_Information provided_.

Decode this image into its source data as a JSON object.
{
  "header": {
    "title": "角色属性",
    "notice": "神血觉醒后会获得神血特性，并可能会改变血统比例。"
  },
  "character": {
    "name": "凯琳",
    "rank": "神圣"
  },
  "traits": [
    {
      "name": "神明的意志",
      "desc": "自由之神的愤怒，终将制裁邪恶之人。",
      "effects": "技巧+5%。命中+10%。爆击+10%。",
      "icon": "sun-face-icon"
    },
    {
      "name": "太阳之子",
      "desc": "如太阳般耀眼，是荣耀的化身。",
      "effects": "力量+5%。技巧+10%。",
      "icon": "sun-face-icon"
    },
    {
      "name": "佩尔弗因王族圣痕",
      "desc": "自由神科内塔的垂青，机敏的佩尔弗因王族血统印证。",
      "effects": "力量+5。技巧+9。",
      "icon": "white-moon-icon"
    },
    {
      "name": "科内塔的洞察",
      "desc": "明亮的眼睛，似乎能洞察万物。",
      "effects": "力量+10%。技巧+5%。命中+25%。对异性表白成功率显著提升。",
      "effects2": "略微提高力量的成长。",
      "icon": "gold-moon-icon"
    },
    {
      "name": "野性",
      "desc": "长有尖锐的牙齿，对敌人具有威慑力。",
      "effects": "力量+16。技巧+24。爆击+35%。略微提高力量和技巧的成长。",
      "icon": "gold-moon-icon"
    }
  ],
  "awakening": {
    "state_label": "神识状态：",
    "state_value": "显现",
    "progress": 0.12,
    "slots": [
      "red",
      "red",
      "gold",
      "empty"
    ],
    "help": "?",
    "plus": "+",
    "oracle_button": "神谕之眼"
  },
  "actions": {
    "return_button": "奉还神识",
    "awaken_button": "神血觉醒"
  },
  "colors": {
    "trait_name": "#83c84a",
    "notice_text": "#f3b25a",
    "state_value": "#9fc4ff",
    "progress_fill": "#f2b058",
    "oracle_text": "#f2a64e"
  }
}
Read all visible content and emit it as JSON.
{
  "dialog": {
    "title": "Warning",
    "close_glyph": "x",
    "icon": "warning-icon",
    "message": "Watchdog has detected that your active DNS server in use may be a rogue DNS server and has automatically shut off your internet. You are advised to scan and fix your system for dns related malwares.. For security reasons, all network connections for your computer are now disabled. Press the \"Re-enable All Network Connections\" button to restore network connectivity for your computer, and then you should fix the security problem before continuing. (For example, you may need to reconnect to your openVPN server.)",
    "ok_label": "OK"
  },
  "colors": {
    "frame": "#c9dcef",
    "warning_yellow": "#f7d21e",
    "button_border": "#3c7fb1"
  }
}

_Aim_.
Which lines hold the word "desc"? Copy all of them.

_Response_.
      "desc": "自由之神的愤怒，终将制裁邪恶之人。",
      "desc": "如太阳般耀眼，是荣耀的化身。",
      "desc": "自由神科内塔的垂青，机敏的佩尔弗因王族血统印证。",
      "desc": "明亮的眼睛，似乎能洞察万物。",
      "desc": "长有尖锐的牙齿，对敌人具有威慑力。",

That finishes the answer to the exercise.